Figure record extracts
============

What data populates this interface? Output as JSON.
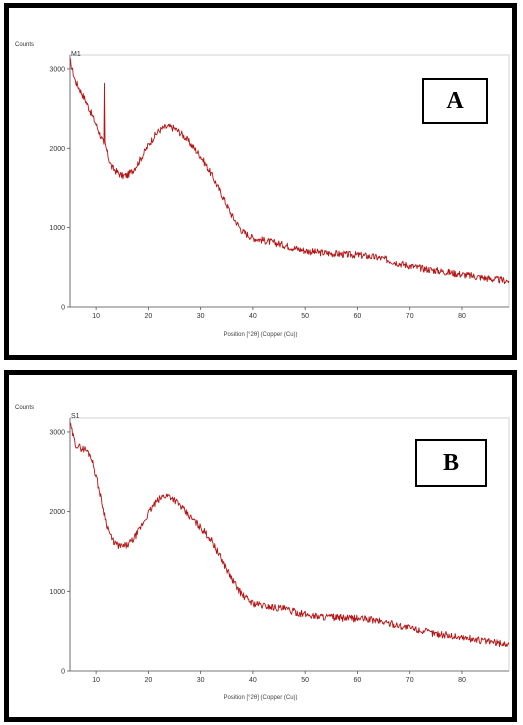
{
  "chart_data": [
    {
      "type": "line",
      "panel_label": "A",
      "sample_name": "M1",
      "ylabel": "Counts",
      "xlabel": "Position [°2θ] (Copper (Cu))",
      "xlim": [
        5,
        89
      ],
      "ylim": [
        0,
        3100
      ],
      "x_ticks": [
        10,
        20,
        30,
        40,
        50,
        60,
        70,
        80
      ],
      "y_ticks": [
        0,
        1000,
        2000,
        3000
      ],
      "grid": false,
      "line_color": "#b51414",
      "series": [
        {
          "x": [
            5,
            6,
            8,
            10,
            11.5,
            11.6,
            11.7,
            12.5,
            13,
            14,
            15,
            16,
            17,
            18,
            19,
            20,
            21,
            22,
            23,
            24,
            25,
            26,
            27,
            28,
            29,
            30,
            32,
            34,
            36,
            38,
            40,
            42,
            44,
            46,
            48,
            50,
            52,
            54,
            56,
            58,
            60,
            62,
            64,
            66,
            68,
            70,
            72,
            74,
            76,
            78,
            80,
            82,
            84,
            86,
            88,
            89
          ],
          "y": [
            3100,
            2850,
            2600,
            2300,
            2050,
            2820,
            2050,
            1850,
            1760,
            1700,
            1650,
            1660,
            1720,
            1810,
            1920,
            2040,
            2140,
            2220,
            2260,
            2270,
            2250,
            2200,
            2140,
            2060,
            1980,
            1900,
            1680,
            1420,
            1150,
            950,
            870,
            840,
            810,
            780,
            740,
            710,
            690,
            680,
            670,
            660,
            655,
            640,
            620,
            590,
            550,
            520,
            490,
            470,
            450,
            430,
            410,
            390,
            370,
            350,
            335,
            330
          ]
        }
      ]
    },
    {
      "type": "line",
      "panel_label": "B",
      "sample_name": "S1",
      "ylabel": "Counts",
      "xlabel": "Position [°2θ] (Copper (Cu))",
      "xlim": [
        5,
        89
      ],
      "ylim": [
        0,
        3100
      ],
      "x_ticks": [
        10,
        20,
        30,
        40,
        50,
        60,
        70,
        80
      ],
      "y_ticks": [
        0,
        1000,
        2000,
        3000
      ],
      "grid": false,
      "line_color": "#b51414",
      "series": [
        {
          "x": [
            5,
            6,
            7,
            8,
            9,
            10,
            11,
            12,
            13,
            14,
            15,
            16,
            17,
            18,
            19,
            20,
            21,
            22,
            23,
            24,
            25,
            26,
            27,
            28,
            29,
            30,
            32,
            34,
            36,
            38,
            40,
            42,
            44,
            46,
            48,
            50,
            52,
            54,
            56,
            58,
            60,
            62,
            64,
            66,
            68,
            70,
            72,
            74,
            76,
            78,
            80,
            82,
            84,
            86,
            88,
            89
          ],
          "y": [
            3100,
            2850,
            2800,
            2780,
            2700,
            2450,
            2150,
            1850,
            1650,
            1580,
            1560,
            1580,
            1640,
            1740,
            1860,
            1980,
            2080,
            2150,
            2200,
            2200,
            2150,
            2080,
            2000,
            1930,
            1870,
            1800,
            1650,
            1400,
            1150,
            950,
            850,
            820,
            800,
            780,
            740,
            710,
            690,
            680,
            670,
            660,
            660,
            650,
            630,
            600,
            570,
            540,
            510,
            480,
            460,
            440,
            420,
            400,
            380,
            360,
            340,
            335
          ]
        }
      ]
    }
  ]
}
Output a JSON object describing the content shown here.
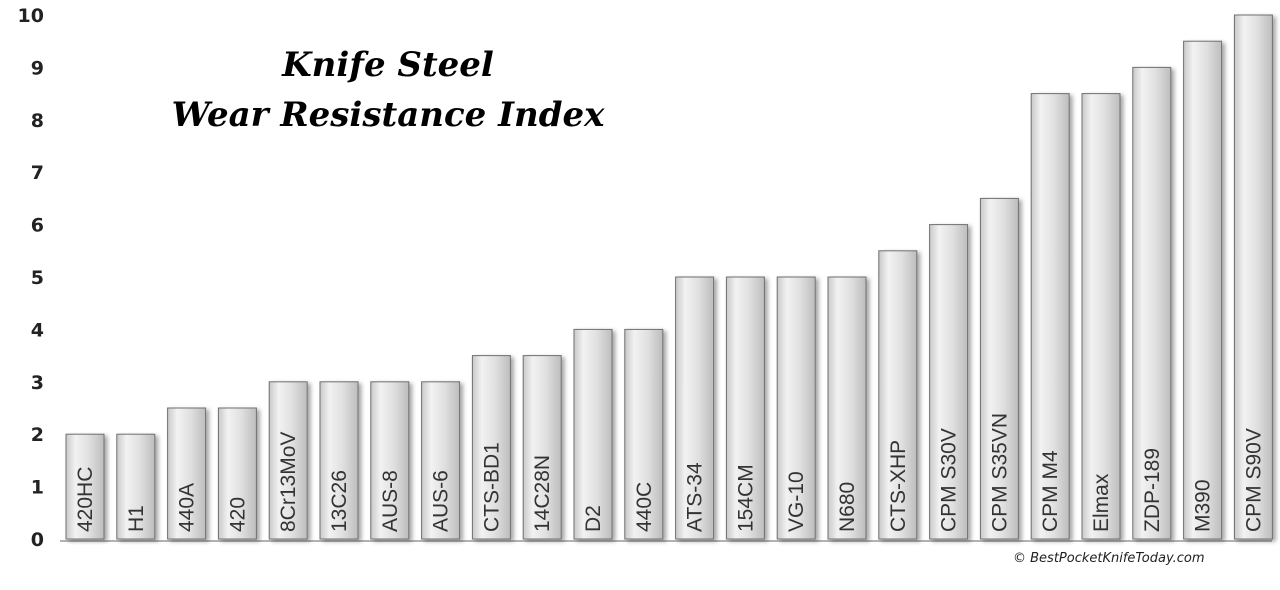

============

What is expected ▸ Make a verbatim copy of all the entries and strip out the pictures.

Response to the task ▸
What data populates this interface? Output as JSON.
{
  "chart_data": [
    {
      "type": "line",
      "panel_label": "A",
      "sample_name": "M1",
      "ylabel": "Counts",
      "xlabel": "Position [°2θ] (Copper (Cu))",
      "xlim": [
        5,
        89
      ],
      "ylim": [
        0,
        3100
      ],
      "x_ticks": [
        10,
        20,
        30,
        40,
        50,
        60,
        70,
        80
      ],
      "y_ticks": [
        0,
        1000,
        2000,
        3000
      ],
      "grid": false,
      "line_color": "#b51414",
      "series": [
        {
          "x": [
            5,
            6,
            8,
            10,
            11.5,
            11.6,
            11.7,
            12.5,
            13,
            14,
            15,
            16,
            17,
            18,
            19,
            20,
            21,
            22,
            23,
            24,
            25,
            26,
            27,
            28,
            29,
            30,
            32,
            34,
            36,
            38,
            40,
            42,
            44,
            46,
            48,
            50,
            52,
            54,
            56,
            58,
            60,
            62,
            64,
            66,
            68,
            70,
            72,
            74,
            76,
            78,
            80,
            82,
            84,
            86,
            88,
            89
          ],
          "y": [
            3100,
            2850,
            2600,
            2300,
            2050,
            2820,
            2050,
            1850,
            1760,
            1700,
            1650,
            1660,
            1720,
            1810,
            1920,
            2040,
            2140,
            2220,
            2260,
            2270,
            2250,
            2200,
            2140,
            2060,
            1980,
            1900,
            1680,
            1420,
            1150,
            950,
            870,
            840,
            810,
            780,
            740,
            710,
            690,
            680,
            670,
            660,
            655,
            640,
            620,
            590,
            550,
            520,
            490,
            470,
            450,
            430,
            410,
            390,
            370,
            350,
            335,
            330
          ]
        }
      ]
    },
    {
      "type": "line",
      "panel_label": "B",
      "sample_name": "S1",
      "ylabel": "Counts",
      "xlabel": "Position [°2θ] (Copper (Cu))",
      "xlim": [
        5,
        89
      ],
      "ylim": [
        0,
        3100
      ],
      "x_ticks": [
        10,
        20,
        30,
        40,
        50,
        60,
        70,
        80
      ],
      "y_ticks": [
        0,
        1000,
        2000,
        3000
      ],
      "grid": false,
      "line_color": "#b51414",
      "series": [
        {
          "x": [
            5,
            6,
            7,
            8,
            9,
            10,
            11,
            12,
            13,
            14,
            15,
            16,
            17,
            18,
            19,
            20,
            21,
            22,
            23,
            24,
            25,
            26,
            27,
            28,
            29,
            30,
            32,
            34,
            36,
            38,
            40,
            42,
            44,
            46,
            48,
            50,
            52,
            54,
            56,
            58,
            60,
            62,
            64,
            66,
            68,
            70,
            72,
            74,
            76,
            78,
            80,
            82,
            84,
            86,
            88,
            89
          ],
          "y": [
            3100,
            2850,
            2800,
            2780,
            2700,
            2450,
            2150,
            1850,
            1650,
            1580,
            1560,
            1580,
            1640,
            1740,
            1860,
            1980,
            2080,
            2150,
            2200,
            2200,
            2150,
            2080,
            2000,
            1930,
            1870,
            1800,
            1650,
            1400,
            1150,
            950,
            850,
            820,
            800,
            780,
            740,
            710,
            690,
            680,
            670,
            660,
            660,
            650,
            630,
            600,
            570,
            540,
            510,
            480,
            460,
            440,
            420,
            400,
            380,
            360,
            340,
            335
          ]
        }
      ]
    }
  ]
}
Output a JSON object describing the content shown here.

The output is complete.